_Directions for this task_:
Put the lines of the material below, from the line containing "legend-entry-ciliatus: P. ciliatus" through the line containing "x-axis-title: Days — [788, 1513, 963, 1604]", into a JSON list of strings with one string per line, leaving out blank lines. Include both of those lines and no others.

_Data for this task_:
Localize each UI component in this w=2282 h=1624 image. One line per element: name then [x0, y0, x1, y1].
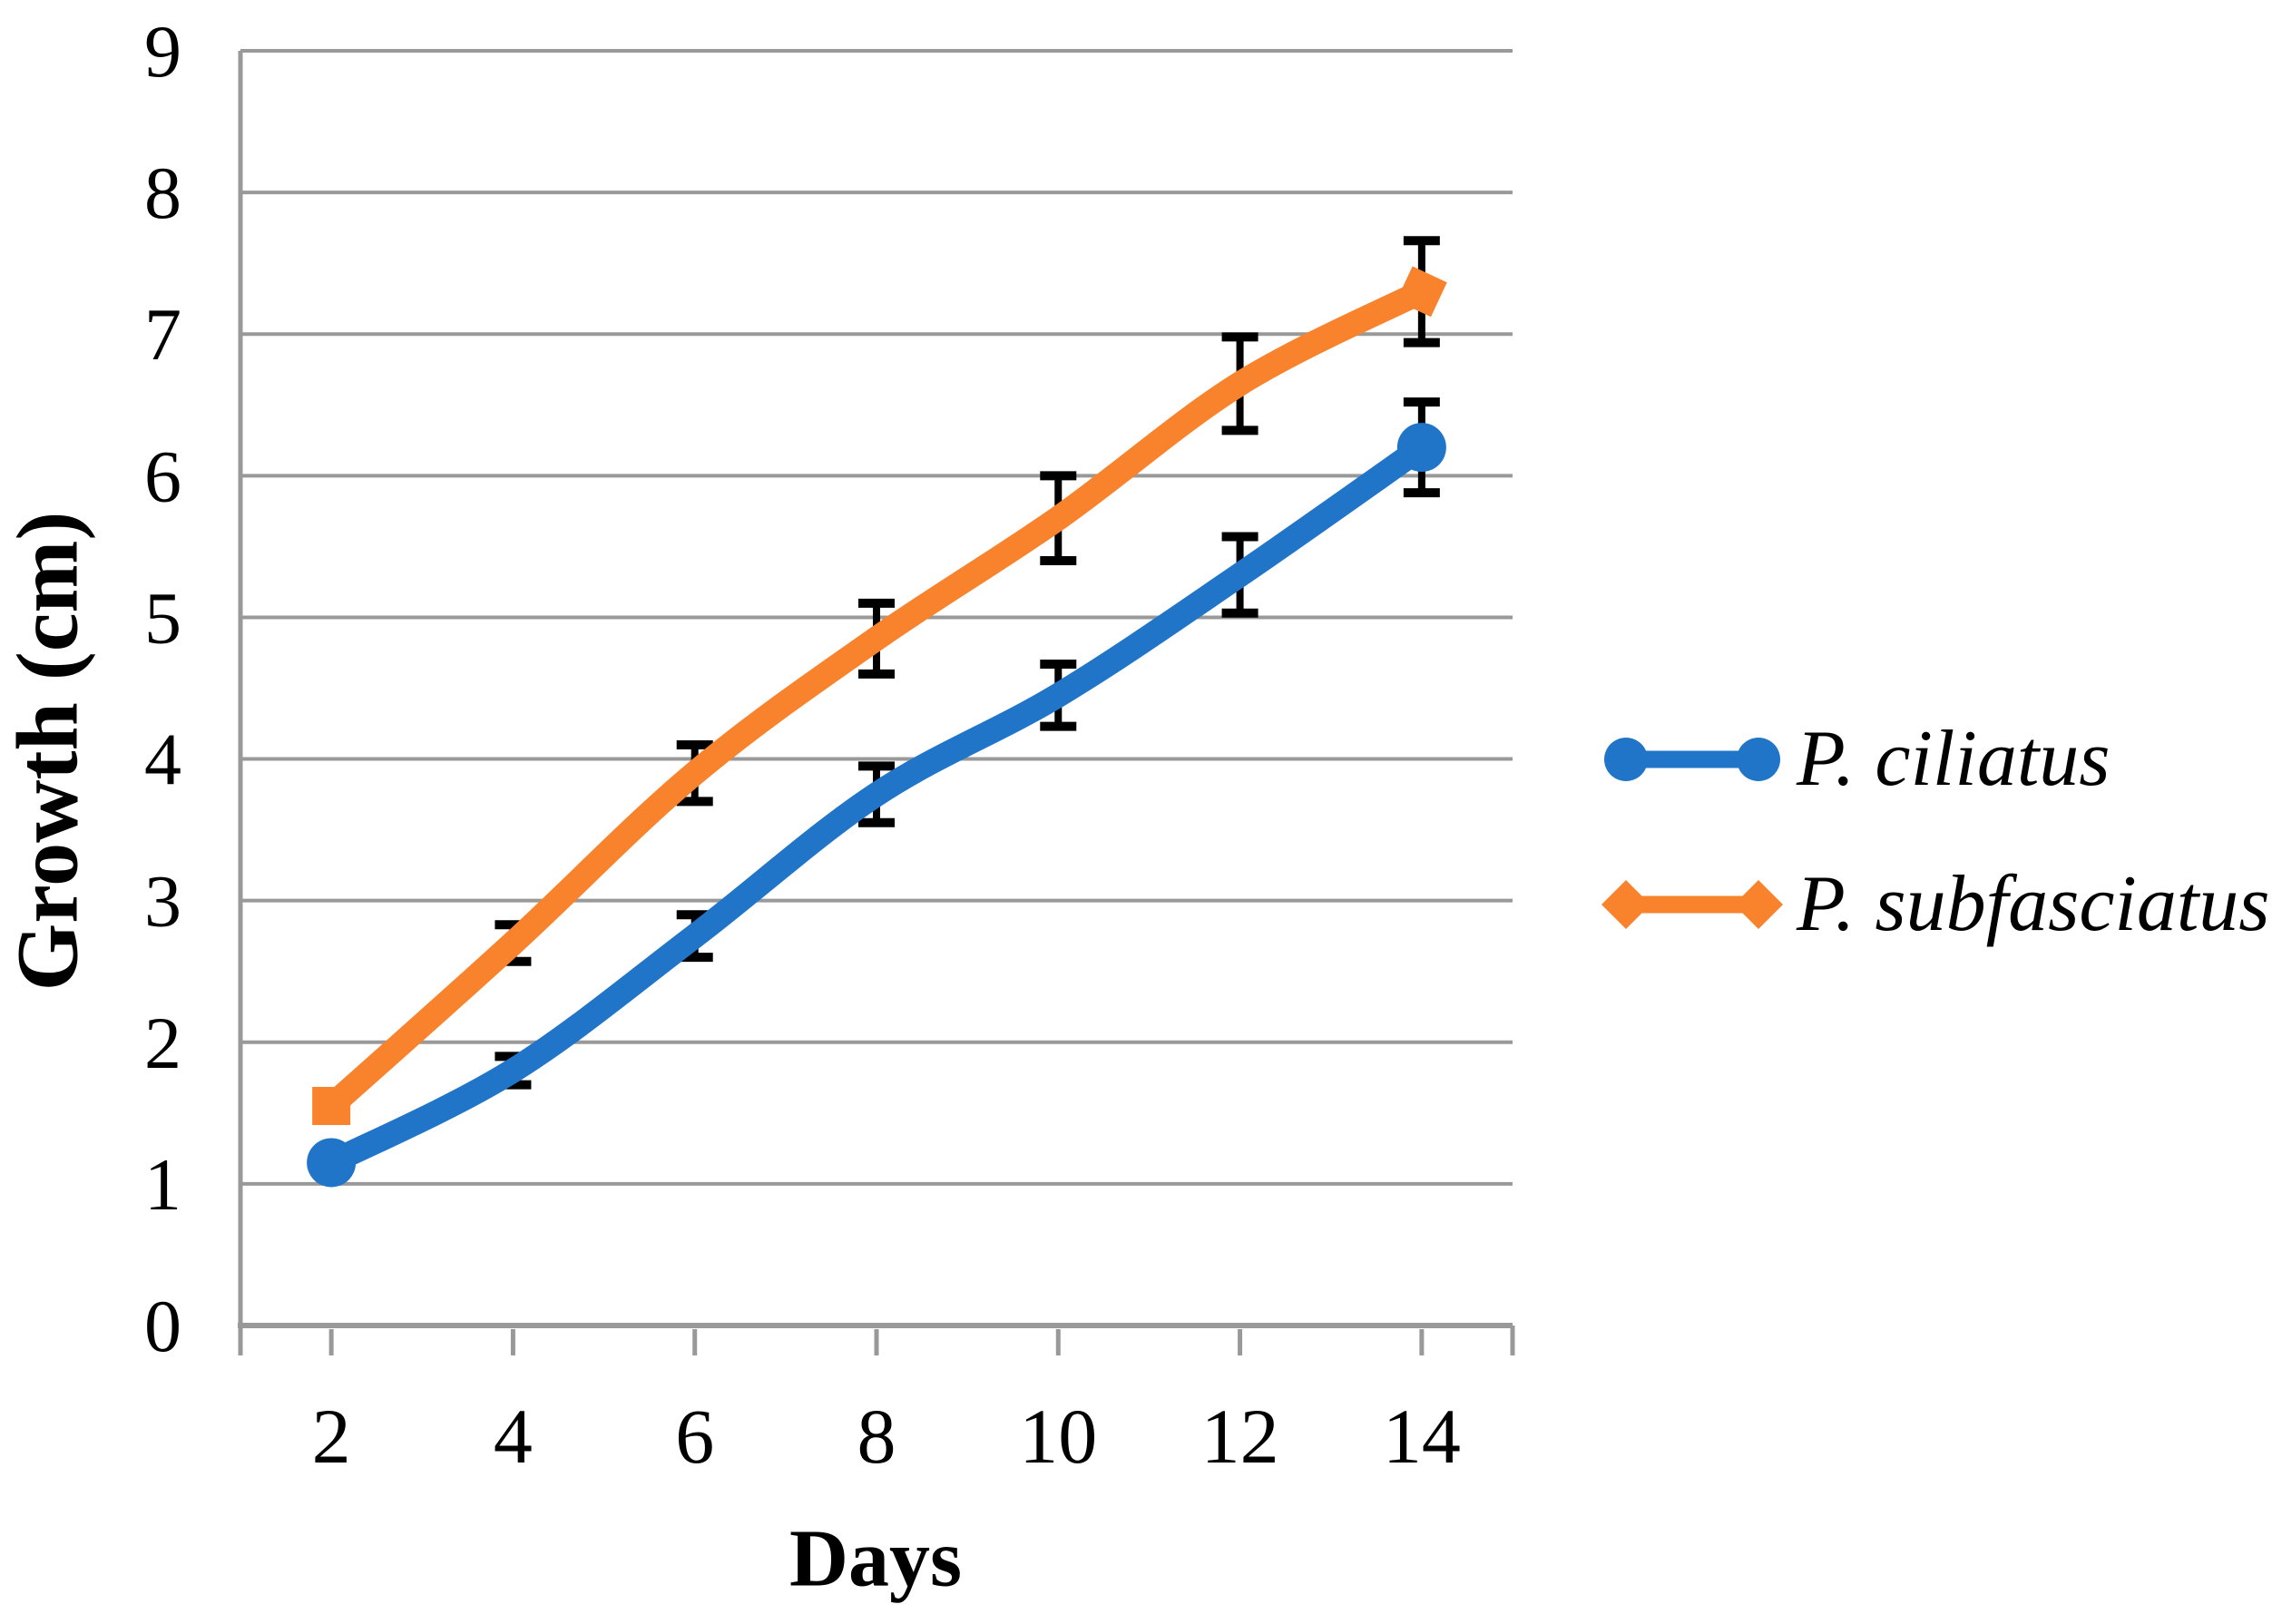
legend-entry-ciliatus: P. ciliatus — [1597, 719, 2111, 800]
data-point-marker — [312, 1087, 351, 1126]
legend-diamond-marker-icon — [1601, 880, 1650, 929]
legend-diamond-marker-icon — [1734, 880, 1783, 929]
x-tick-label: 8 — [857, 1393, 896, 1480]
legend-line-diamond-icon — [1601, 880, 1783, 929]
y-tick-label: 9 — [144, 10, 181, 93]
data-point-marker — [1396, 266, 1447, 318]
y-axis-title: Growth (cm) — [0, 511, 96, 992]
series-line-p-ciliatus — [318, 435, 1435, 1175]
legend-entry-subfasciatus: P. subfasciatus — [1597, 864, 2270, 945]
x-tick-label: 12 — [1201, 1393, 1279, 1480]
x-axis-title: Days — [788, 1513, 963, 1604]
legend-circle-marker-icon — [1737, 738, 1780, 781]
x-tick-label: 4 — [494, 1393, 533, 1480]
x-tick-label: 2 — [312, 1393, 351, 1480]
legend-label-ciliatus: P. ciliatus — [1797, 715, 2111, 803]
x-tick-label: 10 — [1019, 1393, 1097, 1480]
x-tick-label: 6 — [675, 1393, 714, 1480]
y-tick-label: 3 — [144, 860, 181, 943]
y-tick-label: 0 — [144, 1285, 181, 1367]
y-tick-label: 2 — [144, 1002, 181, 1084]
y-tick-label: 5 — [144, 576, 181, 659]
x-tick-label: 14 — [1383, 1393, 1461, 1480]
y-tick-label: 1 — [144, 1143, 181, 1226]
y-tick-label: 8 — [144, 152, 181, 234]
series-line-p-subfasciatus — [318, 279, 1435, 1119]
legend-label-subfasciatus: P. subfasciatus — [1797, 860, 2270, 948]
legend-line-circle-icon — [1604, 738, 1780, 781]
y-tick-label: 7 — [144, 293, 181, 376]
data-point-marker — [307, 1138, 357, 1188]
legend-circle-marker-icon — [1604, 738, 1648, 781]
y-tick-label: 6 — [144, 435, 181, 517]
data-point-marker — [1396, 423, 1446, 473]
y-tick-label: 4 — [144, 719, 181, 801]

_Task output_:
[
  "legend-entry-ciliatus: P. ciliatus — [1597, 719, 2111, 800]",
  "data-point-marker — [312, 1087, 351, 1126]",
  "legend-diamond-marker-icon — [1601, 880, 1650, 929]",
  "legend-diamond-marker-icon — [1734, 880, 1783, 929]",
  "x-tick-label: 8 — [857, 1393, 896, 1480]",
  "legend-line-diamond-icon — [1601, 880, 1783, 929]",
  "y-tick-label: 9 — [144, 10, 181, 93]",
  "data-point-marker — [1396, 266, 1447, 318]",
  "y-axis-title: Growth (cm) — [0, 511, 96, 992]",
  "series-line-p-ciliatus — [318, 435, 1435, 1175]",
  "legend-entry-subfasciatus: P. subfasciatus — [1597, 864, 2270, 945]",
  "x-tick-label: 12 — [1201, 1393, 1279, 1480]",
  "x-axis-title: Days — [788, 1513, 963, 1604]"
]